=== Exercise data ===

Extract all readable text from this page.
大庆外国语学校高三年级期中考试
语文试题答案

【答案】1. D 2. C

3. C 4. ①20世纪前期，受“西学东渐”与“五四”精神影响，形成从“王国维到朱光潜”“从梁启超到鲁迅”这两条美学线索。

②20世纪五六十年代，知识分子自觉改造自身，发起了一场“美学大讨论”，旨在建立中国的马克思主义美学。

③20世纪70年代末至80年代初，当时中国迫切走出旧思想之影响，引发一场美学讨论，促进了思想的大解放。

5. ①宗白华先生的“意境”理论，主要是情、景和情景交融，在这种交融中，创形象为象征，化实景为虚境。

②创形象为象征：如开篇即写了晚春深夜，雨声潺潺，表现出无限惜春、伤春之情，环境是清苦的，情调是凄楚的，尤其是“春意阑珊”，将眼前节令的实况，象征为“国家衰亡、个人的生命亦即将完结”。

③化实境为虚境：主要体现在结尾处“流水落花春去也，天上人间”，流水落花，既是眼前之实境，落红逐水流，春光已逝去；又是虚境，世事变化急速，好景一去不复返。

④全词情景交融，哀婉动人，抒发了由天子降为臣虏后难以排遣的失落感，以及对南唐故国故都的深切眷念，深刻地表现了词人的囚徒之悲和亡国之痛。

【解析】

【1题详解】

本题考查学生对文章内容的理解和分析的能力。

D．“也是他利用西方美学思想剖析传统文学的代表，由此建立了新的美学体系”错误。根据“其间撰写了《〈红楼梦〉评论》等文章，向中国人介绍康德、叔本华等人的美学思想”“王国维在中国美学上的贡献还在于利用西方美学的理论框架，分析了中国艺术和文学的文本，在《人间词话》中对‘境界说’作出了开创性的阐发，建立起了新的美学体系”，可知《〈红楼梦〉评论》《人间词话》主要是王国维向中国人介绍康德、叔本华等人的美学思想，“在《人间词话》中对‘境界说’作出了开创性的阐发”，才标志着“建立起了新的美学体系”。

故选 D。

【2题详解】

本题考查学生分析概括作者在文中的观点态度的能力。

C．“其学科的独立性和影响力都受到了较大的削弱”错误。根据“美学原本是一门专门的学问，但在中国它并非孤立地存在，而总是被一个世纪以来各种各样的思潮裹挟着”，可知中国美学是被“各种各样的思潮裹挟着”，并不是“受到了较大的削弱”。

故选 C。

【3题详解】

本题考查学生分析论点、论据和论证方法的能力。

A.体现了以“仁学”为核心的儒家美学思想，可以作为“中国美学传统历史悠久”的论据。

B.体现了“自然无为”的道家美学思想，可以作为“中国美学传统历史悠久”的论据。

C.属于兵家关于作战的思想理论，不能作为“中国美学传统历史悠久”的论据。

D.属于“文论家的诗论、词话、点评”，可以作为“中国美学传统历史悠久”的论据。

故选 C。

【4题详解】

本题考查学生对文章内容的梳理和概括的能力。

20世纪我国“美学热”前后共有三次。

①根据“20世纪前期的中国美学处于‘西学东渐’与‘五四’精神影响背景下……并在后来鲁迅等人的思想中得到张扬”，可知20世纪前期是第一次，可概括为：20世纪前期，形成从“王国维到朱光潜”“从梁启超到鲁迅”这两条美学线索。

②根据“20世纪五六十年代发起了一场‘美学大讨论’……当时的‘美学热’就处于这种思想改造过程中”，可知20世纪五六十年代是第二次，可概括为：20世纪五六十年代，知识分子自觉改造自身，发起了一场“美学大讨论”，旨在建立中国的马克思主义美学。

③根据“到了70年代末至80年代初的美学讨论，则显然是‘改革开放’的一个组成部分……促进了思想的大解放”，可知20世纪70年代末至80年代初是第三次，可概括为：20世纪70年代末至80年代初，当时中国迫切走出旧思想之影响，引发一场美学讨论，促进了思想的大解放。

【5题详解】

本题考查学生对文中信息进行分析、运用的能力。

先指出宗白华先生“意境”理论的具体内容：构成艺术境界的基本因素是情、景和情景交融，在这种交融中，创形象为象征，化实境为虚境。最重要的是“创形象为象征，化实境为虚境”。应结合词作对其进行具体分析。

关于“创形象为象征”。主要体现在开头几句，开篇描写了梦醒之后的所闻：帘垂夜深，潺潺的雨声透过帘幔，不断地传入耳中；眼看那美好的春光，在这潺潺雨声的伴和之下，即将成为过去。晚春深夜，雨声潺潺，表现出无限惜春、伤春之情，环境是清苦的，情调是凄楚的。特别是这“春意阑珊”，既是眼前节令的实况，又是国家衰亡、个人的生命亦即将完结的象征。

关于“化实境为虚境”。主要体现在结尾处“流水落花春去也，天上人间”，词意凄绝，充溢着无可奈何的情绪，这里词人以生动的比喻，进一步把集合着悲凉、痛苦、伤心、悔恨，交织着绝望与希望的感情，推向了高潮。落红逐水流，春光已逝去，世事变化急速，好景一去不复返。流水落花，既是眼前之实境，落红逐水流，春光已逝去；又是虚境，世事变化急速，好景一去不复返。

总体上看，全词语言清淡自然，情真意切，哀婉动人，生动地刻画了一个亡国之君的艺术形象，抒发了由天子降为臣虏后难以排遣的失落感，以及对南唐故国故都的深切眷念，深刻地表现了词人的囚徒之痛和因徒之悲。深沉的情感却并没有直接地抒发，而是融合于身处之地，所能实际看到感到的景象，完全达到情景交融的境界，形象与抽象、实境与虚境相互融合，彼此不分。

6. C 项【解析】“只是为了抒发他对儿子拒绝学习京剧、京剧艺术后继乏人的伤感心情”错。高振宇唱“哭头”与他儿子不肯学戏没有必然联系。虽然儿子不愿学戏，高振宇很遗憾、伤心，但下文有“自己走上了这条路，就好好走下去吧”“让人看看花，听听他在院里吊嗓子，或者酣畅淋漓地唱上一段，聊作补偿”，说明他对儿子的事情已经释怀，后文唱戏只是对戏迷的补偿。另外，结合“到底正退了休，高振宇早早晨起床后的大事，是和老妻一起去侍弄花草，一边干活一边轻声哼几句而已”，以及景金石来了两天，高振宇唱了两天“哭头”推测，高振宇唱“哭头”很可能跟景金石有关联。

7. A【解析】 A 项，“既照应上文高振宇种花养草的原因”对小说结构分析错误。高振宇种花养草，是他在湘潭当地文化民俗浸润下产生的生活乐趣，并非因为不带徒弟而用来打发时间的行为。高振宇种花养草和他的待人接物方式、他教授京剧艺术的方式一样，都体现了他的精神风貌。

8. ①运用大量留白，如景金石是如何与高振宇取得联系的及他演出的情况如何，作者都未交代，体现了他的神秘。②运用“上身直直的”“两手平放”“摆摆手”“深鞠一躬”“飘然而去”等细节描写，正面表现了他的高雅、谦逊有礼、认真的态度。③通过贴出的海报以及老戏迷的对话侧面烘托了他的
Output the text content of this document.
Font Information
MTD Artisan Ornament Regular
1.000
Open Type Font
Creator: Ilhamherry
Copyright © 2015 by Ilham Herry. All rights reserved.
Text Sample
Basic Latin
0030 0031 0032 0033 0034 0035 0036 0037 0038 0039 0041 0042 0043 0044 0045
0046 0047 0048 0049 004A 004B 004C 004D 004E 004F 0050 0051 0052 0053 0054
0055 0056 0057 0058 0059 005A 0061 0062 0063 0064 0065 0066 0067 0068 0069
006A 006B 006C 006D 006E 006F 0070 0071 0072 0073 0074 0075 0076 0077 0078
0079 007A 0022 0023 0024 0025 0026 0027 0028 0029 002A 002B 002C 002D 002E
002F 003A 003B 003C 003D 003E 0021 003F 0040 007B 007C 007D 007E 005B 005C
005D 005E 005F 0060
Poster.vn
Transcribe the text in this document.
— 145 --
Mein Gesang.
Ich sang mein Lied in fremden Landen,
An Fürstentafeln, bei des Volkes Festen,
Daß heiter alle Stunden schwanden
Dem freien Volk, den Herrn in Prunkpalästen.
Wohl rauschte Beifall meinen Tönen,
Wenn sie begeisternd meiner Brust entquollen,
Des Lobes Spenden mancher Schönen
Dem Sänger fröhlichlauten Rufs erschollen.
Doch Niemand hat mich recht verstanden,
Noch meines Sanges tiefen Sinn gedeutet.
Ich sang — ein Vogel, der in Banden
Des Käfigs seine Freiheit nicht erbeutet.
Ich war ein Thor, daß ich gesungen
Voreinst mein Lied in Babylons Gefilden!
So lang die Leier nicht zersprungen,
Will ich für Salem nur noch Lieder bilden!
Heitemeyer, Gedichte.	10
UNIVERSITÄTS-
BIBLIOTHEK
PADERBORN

===

What to work on
Find the lines with the string "景和情景交融" and reproduce them.

Final answer
5. ①宗白华先生的“意境”理论，主要是情、景和情景交融，在这种交融中，创形象为象征，化实景为虚境。
先指出宗白华先生“意境”理论的具体内容：构成艺术境界的基本因素是情、景和情景交融，在这种交融中，创形象为象征，化实境为虚境。最重要的是“创形象为象征，化实境为虚境”。应结合词作对其进行具体分析。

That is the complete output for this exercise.